**Aim of the task**
Return every entry exactly as written.

----- Available records -----

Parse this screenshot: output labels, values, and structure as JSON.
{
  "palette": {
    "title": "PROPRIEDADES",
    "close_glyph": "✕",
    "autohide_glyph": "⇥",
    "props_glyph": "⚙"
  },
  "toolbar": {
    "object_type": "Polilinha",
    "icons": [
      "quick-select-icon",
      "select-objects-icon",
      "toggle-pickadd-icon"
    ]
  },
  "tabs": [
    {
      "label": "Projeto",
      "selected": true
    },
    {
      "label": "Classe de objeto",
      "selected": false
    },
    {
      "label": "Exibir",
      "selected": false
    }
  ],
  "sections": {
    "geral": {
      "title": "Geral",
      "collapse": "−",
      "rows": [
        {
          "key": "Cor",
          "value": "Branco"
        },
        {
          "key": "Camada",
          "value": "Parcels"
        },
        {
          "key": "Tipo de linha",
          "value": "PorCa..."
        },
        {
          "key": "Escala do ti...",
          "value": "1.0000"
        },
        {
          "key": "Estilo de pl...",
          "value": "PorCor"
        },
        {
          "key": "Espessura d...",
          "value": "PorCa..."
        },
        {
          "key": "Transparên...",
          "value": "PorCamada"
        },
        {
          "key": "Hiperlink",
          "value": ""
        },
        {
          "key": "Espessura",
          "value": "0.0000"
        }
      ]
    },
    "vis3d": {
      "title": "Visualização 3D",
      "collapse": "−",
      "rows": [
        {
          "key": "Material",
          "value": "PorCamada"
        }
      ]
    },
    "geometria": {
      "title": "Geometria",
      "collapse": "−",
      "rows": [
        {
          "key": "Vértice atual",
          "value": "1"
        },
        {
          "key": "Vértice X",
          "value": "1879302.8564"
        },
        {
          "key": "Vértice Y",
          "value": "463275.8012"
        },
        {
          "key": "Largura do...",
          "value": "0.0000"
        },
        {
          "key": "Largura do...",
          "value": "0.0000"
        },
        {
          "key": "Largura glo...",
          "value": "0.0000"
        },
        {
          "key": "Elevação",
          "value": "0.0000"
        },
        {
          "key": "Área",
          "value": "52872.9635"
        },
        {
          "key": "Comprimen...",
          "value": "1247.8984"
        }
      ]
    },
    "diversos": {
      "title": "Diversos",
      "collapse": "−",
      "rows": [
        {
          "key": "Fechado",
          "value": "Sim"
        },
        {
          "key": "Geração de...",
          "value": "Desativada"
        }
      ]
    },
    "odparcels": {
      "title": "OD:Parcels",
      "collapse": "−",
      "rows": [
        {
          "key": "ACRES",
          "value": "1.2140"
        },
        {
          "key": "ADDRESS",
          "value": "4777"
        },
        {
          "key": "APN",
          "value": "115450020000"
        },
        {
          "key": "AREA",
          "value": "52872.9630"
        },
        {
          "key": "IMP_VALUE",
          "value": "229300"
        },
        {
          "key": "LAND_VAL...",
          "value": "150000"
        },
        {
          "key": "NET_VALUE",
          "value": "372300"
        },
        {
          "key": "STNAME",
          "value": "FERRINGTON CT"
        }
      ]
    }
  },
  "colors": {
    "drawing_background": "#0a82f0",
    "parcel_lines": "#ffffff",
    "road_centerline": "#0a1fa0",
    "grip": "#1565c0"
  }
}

-----

**Exercise output**
Parse this screenshot: output labels, values, and structure as JSON.
{
  "palette": {
    "title": "PROPRIEDADES",
    "close_glyph": "✕",
    "autohide_glyph": "⇥",
    "props_glyph": "⚙"
  },
  "toolbar": {
    "object_type": "Polilinha",
    "icons": [
      "quick-select-icon",
      "select-objects-icon",
      "toggle-pickadd-icon"
    ]
  },
  "tabs": [
    {
      "label": "Projeto",
      "selected": true
    },
    {
      "label": "Classe de objeto",
      "selected": false
    },
    {
      "label": "Exibir",
      "selected": false
    }
  ],
  "sections": {
    "geral": {
      "title": "Geral",
      "collapse": "−",
      "rows": [
        {
          "key": "Cor",
          "value": "Branco"
        },
        {
          "key": "Camada",
          "value": "Parcels"
        },
        {
          "key": "Tipo de linha",
          "value": "PorCa..."
        },
        {
          "key": "Escala do ti...",
          "value": "1.0000"
        },
        {
          "key": "Estilo de pl...",
          "value": "PorCor"
        },
        {
          "key": "Espessura d...",
          "value": "PorCa..."
        },
        {
          "key": "Transparên...",
          "value": "PorCamada"
        },
        {
          "key": "Hiperlink",
          "value": ""
        },
        {
          "key": "Espessura",
          "value": "0.0000"
        }
      ]
    },
    "vis3d": {
      "title": "Visualização 3D",
      "collapse": "−",
      "rows": [
        {
          "key": "Material",
          "value": "PorCamada"
        }
      ]
    },
    "geometria": {
      "title": "Geometria",
      "collapse": "−",
      "rows": [
        {
          "key": "Vértice atual",
          "value": "1"
        },
        {
          "key": "Vértice X",
          "value": "1879302.8564"
        },
        {
          "key": "Vértice Y",
          "value": "463275.8012"
        },
        {
          "key": "Largura do...",
          "value": "0.0000"
        },
        {
          "key": "Largura do...",
          "value": "0.0000"
        },
        {
          "key": "Largura glo...",
          "value": "0.0000"
        },
        {
          "key": "Elevação",
          "value": "0.0000"
        },
        {
          "key": "Área",
          "value": "52872.9635"
        },
        {
          "key": "Comprimen...",
          "value": "1247.8984"
        }
      ]
    },
    "diversos": {
      "title": "Diversos",
      "collapse": "−",
      "rows": [
        {
          "key": "Fechado",
          "value": "Sim"
        },
        {
          "key": "Geração de...",
          "value": "Desativada"
        }
      ]
    },
    "odparcels": {
      "title": "OD:Parcels",
      "collapse": "−",
      "rows": [
        {
          "key": "ACRES",
          "value": "1.2140"
        },
        {
          "key": "ADDRESS",
          "value": "4777"
        },
        {
          "key": "APN",
          "value": "115450020000"
        },
        {
          "key": "AREA",
          "value": "52872.9630"
        },
        {
          "key": "IMP_VALUE",
          "value": "229300"
        },
        {
          "key": "LAND_VAL...",
          "value": "150000"
        },
        {
          "key": "NET_VALUE",
          "value": "372300"
        },
        {
          "key": "STNAME",
          "value": "FERRINGTON CT"
        }
      ]
    }
  },
  "colors": {
    "drawing_background": "#0a82f0",
    "parcel_lines": "#ffffff",
    "road_centerline": "#0a1fa0",
    "grip": "#1565c0"
  }
}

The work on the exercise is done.